§ **Material to process**:
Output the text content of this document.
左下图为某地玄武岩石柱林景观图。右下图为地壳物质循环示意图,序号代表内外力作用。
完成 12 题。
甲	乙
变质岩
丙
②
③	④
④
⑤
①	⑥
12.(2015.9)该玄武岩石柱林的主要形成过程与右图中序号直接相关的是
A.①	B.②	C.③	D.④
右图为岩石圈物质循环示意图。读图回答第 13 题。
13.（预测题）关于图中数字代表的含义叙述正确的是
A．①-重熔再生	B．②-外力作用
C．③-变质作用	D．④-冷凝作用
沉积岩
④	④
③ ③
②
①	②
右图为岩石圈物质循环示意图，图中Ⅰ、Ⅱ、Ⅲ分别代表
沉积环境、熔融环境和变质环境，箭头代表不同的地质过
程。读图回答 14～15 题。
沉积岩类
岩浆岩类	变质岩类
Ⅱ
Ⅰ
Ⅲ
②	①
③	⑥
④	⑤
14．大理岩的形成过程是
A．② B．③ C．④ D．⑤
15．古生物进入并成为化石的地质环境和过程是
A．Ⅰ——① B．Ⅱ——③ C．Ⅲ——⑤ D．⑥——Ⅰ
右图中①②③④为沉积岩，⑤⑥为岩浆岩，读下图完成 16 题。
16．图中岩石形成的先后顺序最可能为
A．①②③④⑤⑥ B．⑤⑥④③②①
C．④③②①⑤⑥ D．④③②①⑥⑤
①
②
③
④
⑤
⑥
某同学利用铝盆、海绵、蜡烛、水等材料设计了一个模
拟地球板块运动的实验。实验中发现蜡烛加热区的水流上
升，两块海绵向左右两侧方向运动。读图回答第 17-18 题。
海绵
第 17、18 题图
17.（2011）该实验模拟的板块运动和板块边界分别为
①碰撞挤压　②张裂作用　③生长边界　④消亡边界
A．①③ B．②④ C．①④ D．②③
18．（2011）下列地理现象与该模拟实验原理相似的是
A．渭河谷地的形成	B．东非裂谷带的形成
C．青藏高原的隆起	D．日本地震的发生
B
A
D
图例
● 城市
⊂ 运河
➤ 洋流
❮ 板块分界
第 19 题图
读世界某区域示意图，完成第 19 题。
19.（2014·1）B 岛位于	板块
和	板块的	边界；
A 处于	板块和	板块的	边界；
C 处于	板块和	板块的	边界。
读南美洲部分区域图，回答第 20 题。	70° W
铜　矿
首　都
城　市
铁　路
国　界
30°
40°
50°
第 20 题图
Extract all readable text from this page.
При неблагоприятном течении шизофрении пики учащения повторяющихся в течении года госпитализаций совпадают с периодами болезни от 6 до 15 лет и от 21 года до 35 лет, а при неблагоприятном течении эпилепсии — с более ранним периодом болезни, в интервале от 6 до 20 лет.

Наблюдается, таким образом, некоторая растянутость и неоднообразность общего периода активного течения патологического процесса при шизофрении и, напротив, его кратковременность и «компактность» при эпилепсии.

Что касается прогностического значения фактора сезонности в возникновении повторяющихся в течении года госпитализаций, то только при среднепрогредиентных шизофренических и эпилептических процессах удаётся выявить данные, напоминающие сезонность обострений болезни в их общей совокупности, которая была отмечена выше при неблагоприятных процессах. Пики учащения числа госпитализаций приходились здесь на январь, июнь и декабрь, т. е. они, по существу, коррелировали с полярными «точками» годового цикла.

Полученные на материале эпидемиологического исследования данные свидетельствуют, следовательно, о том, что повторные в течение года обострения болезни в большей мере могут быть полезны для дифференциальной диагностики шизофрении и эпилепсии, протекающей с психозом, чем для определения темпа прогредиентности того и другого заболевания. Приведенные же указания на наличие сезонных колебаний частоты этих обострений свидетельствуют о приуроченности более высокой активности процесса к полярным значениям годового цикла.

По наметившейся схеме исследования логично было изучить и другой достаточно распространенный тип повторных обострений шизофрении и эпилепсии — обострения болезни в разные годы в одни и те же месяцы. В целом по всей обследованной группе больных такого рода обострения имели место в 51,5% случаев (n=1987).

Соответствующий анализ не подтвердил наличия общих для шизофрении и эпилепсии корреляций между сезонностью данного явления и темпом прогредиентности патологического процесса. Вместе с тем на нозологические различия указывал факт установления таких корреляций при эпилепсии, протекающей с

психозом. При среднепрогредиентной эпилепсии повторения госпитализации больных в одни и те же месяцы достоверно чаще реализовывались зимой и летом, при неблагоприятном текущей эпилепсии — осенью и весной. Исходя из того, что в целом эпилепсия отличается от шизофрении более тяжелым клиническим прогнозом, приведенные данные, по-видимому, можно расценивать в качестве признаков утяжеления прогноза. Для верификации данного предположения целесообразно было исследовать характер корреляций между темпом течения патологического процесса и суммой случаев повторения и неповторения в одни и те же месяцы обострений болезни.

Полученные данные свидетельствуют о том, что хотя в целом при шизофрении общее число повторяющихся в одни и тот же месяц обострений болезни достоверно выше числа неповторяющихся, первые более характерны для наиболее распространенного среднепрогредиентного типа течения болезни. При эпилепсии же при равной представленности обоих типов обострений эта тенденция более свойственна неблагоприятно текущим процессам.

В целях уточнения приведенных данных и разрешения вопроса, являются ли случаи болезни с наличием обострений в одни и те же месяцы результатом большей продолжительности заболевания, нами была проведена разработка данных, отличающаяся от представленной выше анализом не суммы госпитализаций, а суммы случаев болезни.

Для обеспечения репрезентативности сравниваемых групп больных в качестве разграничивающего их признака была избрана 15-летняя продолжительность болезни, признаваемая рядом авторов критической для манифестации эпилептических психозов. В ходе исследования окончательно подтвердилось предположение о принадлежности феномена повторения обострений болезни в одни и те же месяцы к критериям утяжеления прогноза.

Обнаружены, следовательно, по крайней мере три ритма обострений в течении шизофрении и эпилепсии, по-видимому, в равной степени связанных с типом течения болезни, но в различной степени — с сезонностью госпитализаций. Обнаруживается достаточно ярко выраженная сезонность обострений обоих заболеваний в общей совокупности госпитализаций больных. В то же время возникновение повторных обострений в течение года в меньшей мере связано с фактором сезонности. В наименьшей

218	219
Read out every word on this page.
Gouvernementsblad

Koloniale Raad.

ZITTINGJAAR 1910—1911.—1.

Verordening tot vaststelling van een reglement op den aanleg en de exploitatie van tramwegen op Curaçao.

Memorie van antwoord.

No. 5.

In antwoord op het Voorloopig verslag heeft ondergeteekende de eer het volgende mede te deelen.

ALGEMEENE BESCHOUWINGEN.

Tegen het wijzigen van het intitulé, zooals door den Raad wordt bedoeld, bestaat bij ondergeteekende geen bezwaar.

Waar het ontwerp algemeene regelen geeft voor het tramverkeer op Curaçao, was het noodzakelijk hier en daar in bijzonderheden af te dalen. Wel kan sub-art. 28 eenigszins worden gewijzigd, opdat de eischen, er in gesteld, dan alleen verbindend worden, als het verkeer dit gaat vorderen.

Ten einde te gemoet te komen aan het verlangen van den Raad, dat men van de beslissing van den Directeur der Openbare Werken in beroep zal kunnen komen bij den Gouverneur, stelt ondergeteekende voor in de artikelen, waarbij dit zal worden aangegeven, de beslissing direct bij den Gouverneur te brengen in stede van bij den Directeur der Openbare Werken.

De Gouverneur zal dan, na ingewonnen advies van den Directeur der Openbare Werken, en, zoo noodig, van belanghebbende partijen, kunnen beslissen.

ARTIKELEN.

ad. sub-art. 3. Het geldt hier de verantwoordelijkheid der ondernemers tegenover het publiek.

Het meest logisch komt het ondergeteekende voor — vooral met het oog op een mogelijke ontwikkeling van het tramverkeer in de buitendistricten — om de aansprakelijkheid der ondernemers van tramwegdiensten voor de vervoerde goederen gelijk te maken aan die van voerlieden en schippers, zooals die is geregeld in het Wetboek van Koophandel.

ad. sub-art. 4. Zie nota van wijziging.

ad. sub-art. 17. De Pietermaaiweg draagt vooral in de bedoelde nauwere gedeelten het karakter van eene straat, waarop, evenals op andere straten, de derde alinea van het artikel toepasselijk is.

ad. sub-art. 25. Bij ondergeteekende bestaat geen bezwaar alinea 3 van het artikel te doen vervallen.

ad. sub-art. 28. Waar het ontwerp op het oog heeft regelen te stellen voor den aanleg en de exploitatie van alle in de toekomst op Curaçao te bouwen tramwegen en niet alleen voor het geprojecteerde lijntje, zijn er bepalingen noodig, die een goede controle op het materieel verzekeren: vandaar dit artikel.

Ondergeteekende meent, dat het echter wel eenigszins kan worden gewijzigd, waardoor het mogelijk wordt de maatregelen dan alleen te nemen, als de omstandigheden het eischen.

§ **Given problem**: Only lines with the string "числа" belong in your answer; copy each one.

§ **Solved exercise**:
Что касается прогностического значения фактора сезонности в возникновении повторяющихся в течении года госпитализаций, то только при среднепрогредиентных шизофренических и эпилептических процессах удаётся выявить данные, напоминающие сезонность обострений болезни в их общей совокупности, которая была отмечена выше при неблагоприятных процессах. Пики учащения числа госпитализаций приходились здесь на январь, июнь и декабрь, т. е. они, по существу, коррелировали с полярными «точками» годового цикла.
Полученные данные свидетельствуют о том, что хотя в целом при шизофрении общее число повторяющихся в одни и тот же месяц обострений болезни достоверно выше числа неповторяющихся, первые более характерны для наиболее распространенного среднепрогредиентного типа течения болезни. При эпилепсии же при равной представленности обоих типов обострений эта тенденция более свойственна неблагоприятно текущим процессам.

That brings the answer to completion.